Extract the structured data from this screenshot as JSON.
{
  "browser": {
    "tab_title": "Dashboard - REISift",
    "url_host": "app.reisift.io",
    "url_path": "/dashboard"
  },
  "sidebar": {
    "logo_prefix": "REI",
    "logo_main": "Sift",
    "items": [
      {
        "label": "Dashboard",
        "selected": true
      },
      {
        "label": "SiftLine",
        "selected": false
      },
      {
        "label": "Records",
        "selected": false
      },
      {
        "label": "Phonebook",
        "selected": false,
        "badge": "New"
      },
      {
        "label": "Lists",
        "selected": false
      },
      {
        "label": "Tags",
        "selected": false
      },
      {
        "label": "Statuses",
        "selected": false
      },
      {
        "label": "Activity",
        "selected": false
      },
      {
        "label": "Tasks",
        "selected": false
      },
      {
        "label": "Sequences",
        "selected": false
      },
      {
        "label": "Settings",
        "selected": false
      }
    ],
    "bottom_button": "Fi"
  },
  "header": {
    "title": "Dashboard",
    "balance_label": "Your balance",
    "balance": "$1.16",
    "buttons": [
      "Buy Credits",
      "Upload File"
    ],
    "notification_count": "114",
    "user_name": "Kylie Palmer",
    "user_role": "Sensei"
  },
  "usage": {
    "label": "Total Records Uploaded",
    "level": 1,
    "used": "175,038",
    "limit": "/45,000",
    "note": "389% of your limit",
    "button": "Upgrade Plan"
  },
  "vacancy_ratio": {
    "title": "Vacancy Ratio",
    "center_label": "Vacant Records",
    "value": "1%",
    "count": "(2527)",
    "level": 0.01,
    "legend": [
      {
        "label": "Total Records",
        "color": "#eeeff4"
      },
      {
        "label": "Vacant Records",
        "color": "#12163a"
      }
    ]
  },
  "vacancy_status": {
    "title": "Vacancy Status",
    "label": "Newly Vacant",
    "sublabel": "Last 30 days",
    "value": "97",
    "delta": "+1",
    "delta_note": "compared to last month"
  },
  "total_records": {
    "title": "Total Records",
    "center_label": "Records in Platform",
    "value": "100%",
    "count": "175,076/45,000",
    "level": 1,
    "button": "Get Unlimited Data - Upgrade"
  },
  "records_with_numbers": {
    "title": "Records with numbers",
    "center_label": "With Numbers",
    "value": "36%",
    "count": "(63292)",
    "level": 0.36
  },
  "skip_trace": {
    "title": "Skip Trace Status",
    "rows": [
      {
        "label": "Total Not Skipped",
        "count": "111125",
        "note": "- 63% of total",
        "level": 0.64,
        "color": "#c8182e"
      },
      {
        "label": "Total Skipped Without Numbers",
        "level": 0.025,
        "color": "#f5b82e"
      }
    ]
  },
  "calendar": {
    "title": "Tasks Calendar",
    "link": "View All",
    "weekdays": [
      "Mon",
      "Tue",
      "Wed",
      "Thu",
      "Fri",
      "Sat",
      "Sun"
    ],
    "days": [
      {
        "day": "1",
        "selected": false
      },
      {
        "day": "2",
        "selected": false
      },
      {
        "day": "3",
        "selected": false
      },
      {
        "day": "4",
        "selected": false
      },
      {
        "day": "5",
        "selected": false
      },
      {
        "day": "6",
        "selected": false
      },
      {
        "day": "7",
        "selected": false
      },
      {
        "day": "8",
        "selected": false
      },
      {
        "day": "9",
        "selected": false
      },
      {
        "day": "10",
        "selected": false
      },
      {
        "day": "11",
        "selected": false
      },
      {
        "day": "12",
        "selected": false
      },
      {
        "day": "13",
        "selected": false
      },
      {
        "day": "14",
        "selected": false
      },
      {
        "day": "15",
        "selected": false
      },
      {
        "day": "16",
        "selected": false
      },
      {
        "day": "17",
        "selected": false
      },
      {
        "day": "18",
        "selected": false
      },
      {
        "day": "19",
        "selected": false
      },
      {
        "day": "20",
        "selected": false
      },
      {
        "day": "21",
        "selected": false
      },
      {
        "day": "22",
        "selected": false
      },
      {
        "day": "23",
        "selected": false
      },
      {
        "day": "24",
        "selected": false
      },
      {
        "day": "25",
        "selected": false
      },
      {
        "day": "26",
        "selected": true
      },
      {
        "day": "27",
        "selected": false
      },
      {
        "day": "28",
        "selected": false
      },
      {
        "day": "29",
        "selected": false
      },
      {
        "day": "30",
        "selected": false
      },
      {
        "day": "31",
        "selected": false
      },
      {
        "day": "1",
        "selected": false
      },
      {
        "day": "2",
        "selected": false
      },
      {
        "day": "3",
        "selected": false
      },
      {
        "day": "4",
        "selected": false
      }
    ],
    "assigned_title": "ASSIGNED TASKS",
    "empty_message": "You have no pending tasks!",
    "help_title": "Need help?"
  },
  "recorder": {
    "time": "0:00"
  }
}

┄┄┄┄┄┄

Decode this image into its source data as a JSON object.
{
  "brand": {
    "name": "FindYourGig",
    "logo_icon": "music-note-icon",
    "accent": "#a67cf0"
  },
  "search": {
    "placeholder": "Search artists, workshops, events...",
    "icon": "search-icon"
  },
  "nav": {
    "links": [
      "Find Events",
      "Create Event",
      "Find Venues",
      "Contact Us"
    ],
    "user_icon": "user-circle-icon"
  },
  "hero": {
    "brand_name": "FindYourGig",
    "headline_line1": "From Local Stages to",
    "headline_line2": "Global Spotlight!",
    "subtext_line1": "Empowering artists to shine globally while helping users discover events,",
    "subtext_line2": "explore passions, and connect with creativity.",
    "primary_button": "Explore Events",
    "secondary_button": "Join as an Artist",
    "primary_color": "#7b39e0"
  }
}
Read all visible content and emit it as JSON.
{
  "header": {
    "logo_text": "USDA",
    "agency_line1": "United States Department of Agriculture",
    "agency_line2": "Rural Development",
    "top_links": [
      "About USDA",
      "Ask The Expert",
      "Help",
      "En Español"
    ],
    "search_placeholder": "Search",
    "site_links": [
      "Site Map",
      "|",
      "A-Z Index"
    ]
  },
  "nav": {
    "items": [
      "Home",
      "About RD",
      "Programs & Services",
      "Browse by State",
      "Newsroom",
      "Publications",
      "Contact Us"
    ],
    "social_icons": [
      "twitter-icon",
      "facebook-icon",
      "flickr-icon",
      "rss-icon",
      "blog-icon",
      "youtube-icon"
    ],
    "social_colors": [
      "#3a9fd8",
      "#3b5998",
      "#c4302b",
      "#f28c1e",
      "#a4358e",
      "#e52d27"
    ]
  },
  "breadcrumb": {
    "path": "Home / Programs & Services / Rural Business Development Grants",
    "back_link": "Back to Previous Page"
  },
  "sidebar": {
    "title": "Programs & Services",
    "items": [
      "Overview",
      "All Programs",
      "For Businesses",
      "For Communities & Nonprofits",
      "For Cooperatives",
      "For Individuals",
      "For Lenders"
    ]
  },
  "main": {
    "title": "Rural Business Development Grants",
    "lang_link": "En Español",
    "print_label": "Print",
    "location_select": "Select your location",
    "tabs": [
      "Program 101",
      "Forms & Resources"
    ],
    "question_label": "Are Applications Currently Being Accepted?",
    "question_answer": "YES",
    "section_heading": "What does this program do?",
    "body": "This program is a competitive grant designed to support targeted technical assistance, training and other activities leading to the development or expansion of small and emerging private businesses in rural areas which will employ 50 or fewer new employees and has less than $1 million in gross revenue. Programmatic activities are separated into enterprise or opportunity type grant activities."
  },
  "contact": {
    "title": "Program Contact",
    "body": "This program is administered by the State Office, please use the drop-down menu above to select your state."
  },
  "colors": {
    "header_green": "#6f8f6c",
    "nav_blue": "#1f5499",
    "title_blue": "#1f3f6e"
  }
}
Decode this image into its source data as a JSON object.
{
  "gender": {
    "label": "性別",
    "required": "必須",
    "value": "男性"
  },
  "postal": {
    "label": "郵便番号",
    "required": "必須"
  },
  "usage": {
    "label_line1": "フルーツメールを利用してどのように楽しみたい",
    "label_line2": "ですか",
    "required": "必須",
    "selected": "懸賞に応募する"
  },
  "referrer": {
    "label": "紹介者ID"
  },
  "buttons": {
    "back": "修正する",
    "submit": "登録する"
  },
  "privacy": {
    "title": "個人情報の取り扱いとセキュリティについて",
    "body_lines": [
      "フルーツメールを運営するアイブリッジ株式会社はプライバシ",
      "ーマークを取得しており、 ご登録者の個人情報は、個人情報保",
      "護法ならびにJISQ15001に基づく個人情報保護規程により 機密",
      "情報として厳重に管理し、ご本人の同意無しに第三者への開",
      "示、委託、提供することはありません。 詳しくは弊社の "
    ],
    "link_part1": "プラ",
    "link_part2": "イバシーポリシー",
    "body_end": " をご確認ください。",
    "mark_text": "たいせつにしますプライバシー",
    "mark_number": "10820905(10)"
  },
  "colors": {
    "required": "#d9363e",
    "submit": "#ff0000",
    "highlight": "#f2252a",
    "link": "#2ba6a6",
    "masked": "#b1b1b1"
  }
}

┄┄┄┄┄┄

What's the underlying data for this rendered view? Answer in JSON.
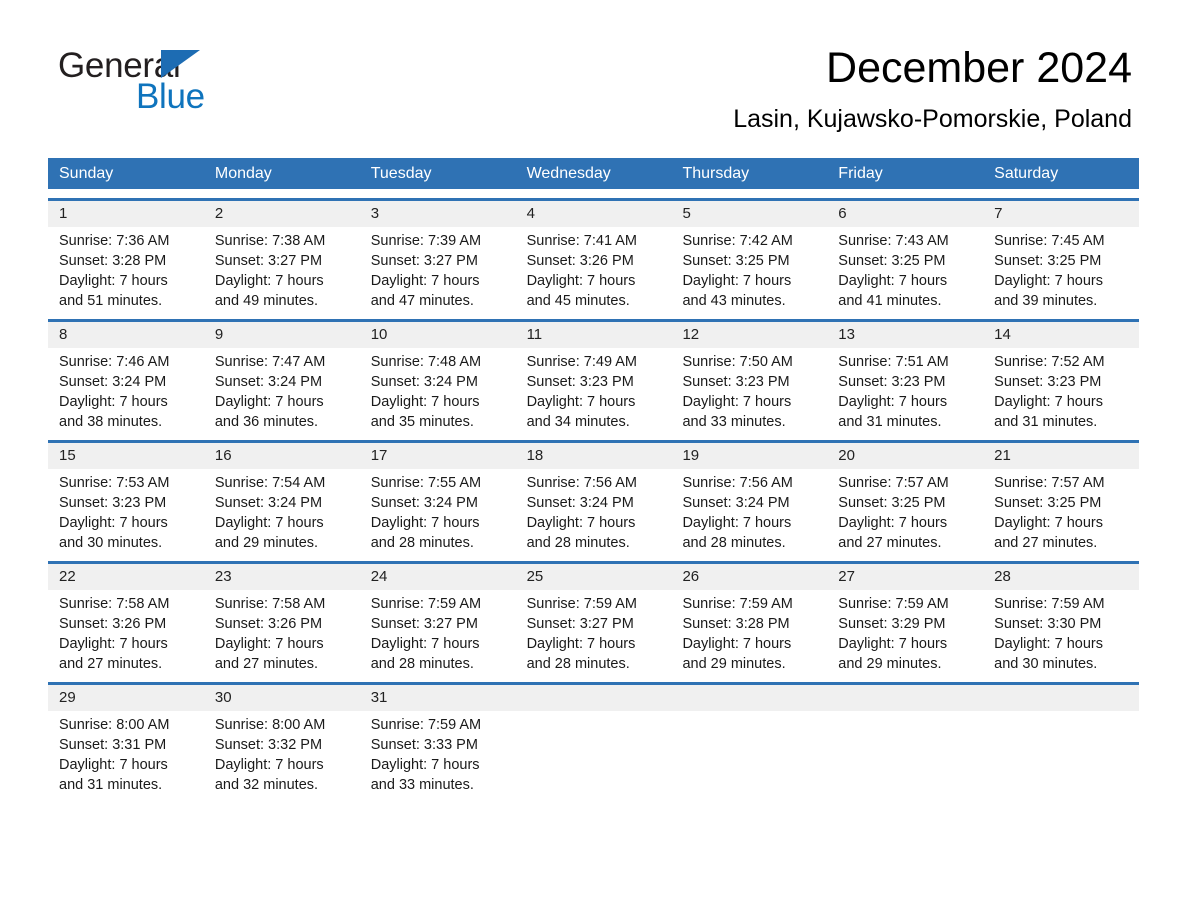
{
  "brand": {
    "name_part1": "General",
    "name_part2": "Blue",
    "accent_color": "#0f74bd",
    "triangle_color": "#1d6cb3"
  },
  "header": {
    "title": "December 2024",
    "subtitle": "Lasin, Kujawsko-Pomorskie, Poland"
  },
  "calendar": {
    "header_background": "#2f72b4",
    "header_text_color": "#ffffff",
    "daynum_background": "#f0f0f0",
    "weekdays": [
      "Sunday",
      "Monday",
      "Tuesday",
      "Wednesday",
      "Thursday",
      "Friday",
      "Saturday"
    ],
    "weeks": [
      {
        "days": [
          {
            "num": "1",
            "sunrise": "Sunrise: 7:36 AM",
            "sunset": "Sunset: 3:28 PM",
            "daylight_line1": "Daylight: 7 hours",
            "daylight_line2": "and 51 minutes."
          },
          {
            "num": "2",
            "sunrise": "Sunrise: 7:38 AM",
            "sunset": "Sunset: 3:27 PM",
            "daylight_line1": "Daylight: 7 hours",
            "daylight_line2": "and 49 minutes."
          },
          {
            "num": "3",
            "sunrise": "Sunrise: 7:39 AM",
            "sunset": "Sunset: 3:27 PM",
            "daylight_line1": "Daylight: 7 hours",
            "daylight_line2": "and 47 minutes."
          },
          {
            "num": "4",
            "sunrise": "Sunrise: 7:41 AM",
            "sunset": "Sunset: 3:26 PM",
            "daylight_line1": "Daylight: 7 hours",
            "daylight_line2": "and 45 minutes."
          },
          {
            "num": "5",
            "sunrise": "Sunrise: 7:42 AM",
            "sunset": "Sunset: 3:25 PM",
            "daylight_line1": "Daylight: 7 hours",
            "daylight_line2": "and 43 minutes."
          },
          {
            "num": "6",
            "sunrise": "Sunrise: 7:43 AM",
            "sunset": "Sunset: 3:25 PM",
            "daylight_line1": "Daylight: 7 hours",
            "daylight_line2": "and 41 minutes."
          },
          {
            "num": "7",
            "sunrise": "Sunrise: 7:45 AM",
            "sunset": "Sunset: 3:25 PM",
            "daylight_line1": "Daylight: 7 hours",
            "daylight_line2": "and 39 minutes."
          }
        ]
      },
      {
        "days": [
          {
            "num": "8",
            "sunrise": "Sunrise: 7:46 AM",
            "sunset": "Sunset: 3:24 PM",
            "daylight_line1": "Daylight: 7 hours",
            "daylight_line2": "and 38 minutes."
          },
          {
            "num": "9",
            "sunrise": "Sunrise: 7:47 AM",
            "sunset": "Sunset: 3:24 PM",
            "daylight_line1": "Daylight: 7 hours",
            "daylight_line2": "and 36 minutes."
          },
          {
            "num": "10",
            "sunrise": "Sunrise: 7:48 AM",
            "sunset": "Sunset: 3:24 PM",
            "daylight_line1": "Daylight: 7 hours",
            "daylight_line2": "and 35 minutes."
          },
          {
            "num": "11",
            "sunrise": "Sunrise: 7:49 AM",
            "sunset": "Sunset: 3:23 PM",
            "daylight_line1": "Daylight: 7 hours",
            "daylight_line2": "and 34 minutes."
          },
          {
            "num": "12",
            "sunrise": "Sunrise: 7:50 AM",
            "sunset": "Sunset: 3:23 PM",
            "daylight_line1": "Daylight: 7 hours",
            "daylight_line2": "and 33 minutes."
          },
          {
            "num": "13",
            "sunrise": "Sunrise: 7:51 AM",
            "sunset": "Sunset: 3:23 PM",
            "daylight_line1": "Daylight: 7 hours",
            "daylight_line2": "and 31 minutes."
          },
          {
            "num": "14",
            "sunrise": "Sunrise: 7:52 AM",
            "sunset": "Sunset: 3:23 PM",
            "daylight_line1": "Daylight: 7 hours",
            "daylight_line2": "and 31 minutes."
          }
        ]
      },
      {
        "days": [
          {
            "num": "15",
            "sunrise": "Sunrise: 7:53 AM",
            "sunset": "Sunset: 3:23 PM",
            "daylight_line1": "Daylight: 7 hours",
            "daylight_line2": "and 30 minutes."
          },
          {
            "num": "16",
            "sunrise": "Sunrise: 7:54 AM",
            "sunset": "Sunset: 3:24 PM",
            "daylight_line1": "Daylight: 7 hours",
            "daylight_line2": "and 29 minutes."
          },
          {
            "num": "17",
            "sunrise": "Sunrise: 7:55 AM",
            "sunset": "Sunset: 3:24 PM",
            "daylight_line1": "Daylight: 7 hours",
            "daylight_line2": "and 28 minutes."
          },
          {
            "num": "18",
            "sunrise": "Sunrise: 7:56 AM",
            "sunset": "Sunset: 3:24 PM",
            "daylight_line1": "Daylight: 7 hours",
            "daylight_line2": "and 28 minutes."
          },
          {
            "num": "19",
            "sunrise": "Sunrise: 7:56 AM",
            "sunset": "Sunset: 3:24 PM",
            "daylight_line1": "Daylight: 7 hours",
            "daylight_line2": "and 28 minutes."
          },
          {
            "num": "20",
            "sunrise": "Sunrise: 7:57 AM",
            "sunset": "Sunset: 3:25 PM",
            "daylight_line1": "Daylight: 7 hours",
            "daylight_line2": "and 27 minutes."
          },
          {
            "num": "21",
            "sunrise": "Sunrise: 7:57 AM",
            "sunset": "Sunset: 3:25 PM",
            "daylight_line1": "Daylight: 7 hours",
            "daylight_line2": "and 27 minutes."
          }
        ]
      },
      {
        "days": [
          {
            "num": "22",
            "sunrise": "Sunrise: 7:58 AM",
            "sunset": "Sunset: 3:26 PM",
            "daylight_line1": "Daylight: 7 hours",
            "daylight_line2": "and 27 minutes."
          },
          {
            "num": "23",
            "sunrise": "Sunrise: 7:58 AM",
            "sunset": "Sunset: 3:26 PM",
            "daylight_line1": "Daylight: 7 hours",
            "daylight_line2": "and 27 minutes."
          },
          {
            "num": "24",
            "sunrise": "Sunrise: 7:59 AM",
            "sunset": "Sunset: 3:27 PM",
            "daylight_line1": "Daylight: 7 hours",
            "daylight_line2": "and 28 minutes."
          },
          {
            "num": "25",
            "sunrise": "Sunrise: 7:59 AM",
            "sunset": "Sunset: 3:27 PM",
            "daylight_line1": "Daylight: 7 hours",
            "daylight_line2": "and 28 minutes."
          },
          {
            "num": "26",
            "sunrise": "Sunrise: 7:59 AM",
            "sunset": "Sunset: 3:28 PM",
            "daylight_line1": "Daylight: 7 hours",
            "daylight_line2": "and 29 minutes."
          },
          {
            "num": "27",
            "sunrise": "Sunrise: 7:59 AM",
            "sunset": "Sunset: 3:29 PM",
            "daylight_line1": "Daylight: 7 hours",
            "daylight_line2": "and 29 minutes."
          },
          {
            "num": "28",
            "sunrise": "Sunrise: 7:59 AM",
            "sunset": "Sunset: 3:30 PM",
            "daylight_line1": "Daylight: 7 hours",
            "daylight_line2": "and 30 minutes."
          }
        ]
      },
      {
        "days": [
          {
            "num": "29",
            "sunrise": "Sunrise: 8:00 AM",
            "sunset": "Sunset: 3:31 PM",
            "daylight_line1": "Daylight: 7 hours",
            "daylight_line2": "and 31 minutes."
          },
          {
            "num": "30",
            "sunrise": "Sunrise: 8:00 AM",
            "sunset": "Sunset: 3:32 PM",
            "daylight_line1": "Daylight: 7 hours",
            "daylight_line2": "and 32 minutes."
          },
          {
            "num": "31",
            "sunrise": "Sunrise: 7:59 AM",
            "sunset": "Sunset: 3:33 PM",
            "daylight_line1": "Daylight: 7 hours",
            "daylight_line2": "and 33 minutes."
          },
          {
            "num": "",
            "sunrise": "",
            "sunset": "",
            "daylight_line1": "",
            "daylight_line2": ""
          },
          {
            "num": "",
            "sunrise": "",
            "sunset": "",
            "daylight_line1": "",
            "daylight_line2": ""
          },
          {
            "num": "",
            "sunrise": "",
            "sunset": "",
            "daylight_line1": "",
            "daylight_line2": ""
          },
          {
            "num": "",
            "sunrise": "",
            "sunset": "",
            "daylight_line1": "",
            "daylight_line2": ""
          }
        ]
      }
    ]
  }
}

┄┄┄┄┄┄

Instructions to follow -
In the lines above, find each one with "Services" and list it.

Output for this task -
      "Programs & Services",
    "path": "Home / Programs & Services / Rural Business Development Grants",
    "title": "Programs & Services",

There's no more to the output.